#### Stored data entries
-- begin --

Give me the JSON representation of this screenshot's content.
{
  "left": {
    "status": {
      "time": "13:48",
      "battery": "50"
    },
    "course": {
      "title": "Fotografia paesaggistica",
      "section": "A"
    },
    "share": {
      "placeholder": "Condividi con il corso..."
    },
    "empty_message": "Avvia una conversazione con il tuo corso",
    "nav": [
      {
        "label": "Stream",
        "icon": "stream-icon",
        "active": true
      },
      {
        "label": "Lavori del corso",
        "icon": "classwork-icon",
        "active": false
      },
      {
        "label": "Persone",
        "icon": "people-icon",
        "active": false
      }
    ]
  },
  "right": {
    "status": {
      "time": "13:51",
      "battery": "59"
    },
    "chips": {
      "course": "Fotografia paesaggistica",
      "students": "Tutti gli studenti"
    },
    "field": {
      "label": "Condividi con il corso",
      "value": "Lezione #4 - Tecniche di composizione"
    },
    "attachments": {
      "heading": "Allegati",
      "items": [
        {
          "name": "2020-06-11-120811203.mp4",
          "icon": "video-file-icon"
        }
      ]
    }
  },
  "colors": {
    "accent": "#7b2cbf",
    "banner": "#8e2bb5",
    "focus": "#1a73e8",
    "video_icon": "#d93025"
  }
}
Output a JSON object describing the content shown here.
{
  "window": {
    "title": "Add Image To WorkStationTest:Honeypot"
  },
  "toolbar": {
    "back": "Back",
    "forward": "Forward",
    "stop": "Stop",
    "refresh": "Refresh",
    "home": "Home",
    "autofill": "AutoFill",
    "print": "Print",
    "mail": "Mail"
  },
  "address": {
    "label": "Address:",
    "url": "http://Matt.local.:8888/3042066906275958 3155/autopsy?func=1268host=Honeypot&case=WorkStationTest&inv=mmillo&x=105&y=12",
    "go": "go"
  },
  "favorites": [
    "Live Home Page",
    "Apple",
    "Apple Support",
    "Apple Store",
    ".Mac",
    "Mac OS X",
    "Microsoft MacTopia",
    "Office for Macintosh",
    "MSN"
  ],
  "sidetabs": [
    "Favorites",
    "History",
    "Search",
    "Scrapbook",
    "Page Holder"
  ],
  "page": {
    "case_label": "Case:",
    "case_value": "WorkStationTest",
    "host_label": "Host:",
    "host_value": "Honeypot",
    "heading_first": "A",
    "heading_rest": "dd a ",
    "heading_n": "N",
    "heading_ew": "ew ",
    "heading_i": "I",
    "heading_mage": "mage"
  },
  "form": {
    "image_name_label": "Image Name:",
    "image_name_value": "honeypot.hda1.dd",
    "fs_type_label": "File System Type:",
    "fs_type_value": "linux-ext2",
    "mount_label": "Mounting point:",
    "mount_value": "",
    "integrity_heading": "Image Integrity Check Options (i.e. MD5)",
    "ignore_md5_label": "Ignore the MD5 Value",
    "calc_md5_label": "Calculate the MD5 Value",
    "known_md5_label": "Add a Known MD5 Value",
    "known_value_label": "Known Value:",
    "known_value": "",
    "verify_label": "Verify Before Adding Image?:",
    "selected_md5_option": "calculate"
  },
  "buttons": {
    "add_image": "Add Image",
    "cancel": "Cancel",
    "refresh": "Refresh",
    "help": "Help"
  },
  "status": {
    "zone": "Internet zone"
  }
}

-- end --

#### GIVEN EXERCISE
Restate all of the entries above precisely.

#### IN RESPONSE
Give me the JSON representation of this screenshot's content.
{
  "left": {
    "status": {
      "time": "13:48",
      "battery": "50"
    },
    "course": {
      "title": "Fotografia paesaggistica",
      "section": "A"
    },
    "share": {
      "placeholder": "Condividi con il corso..."
    },
    "empty_message": "Avvia una conversazione con il tuo corso",
    "nav": [
      {
        "label": "Stream",
        "icon": "stream-icon",
        "active": true
      },
      {
        "label": "Lavori del corso",
        "icon": "classwork-icon",
        "active": false
      },
      {
        "label": "Persone",
        "icon": "people-icon",
        "active": false
      }
    ]
  },
  "right": {
    "status": {
      "time": "13:51",
      "battery": "59"
    },
    "chips": {
      "course": "Fotografia paesaggistica",
      "students": "Tutti gli studenti"
    },
    "field": {
      "label": "Condividi con il corso",
      "value": "Lezione #4 - Tecniche di composizione"
    },
    "attachments": {
      "heading": "Allegati",
      "items": [
        {
          "name": "2020-06-11-120811203.mp4",
          "icon": "video-file-icon"
        }
      ]
    }
  },
  "colors": {
    "accent": "#7b2cbf",
    "banner": "#8e2bb5",
    "focus": "#1a73e8",
    "video_icon": "#d93025"
  }
}
Output a JSON object describing the content shown here.
{
  "window": {
    "title": "Add Image To WorkStationTest:Honeypot"
  },
  "toolbar": {
    "back": "Back",
    "forward": "Forward",
    "stop": "Stop",
    "refresh": "Refresh",
    "home": "Home",
    "autofill": "AutoFill",
    "print": "Print",
    "mail": "Mail"
  },
  "address": {
    "label": "Address:",
    "url": "http://Matt.local.:8888/3042066906275958 3155/autopsy?func=1268host=Honeypot&case=WorkStationTest&inv=mmillo&x=105&y=12",
    "go": "go"
  },
  "favorites": [
    "Live Home Page",
    "Apple",
    "Apple Support",
    "Apple Store",
    ".Mac",
    "Mac OS X",
    "Microsoft MacTopia",
    "Office for Macintosh",
    "MSN"
  ],
  "sidetabs": [
    "Favorites",
    "History",
    "Search",
    "Scrapbook",
    "Page Holder"
  ],
  "page": {
    "case_label": "Case:",
    "case_value": "WorkStationTest",
    "host_label": "Host:",
    "host_value": "Honeypot",
    "heading_first": "A",
    "heading_rest": "dd a ",
    "heading_n": "N",
    "heading_ew": "ew ",
    "heading_i": "I",
    "heading_mage": "mage"
  },
  "form": {
    "image_name_label": "Image Name:",
    "image_name_value": "honeypot.hda1.dd",
    "fs_type_label": "File System Type:",
    "fs_type_value": "linux-ext2",
    "mount_label": "Mounting point:",
    "mount_value": "",
    "integrity_heading": "Image Integrity Check Options (i.e. MD5)",
    "ignore_md5_label": "Ignore the MD5 Value",
    "calc_md5_label": "Calculate the MD5 Value",
    "known_md5_label": "Add a Known MD5 Value",
    "known_value_label": "Known Value:",
    "known_value": "",
    "verify_label": "Verify Before Adding Image?:",
    "selected_md5_option": "calculate"
  },
  "buttons": {
    "add_image": "Add Image",
    "cancel": "Cancel",
    "refresh": "Refresh",
    "help": "Help"
  },
  "status": {
    "zone": "Internet zone"
  }
}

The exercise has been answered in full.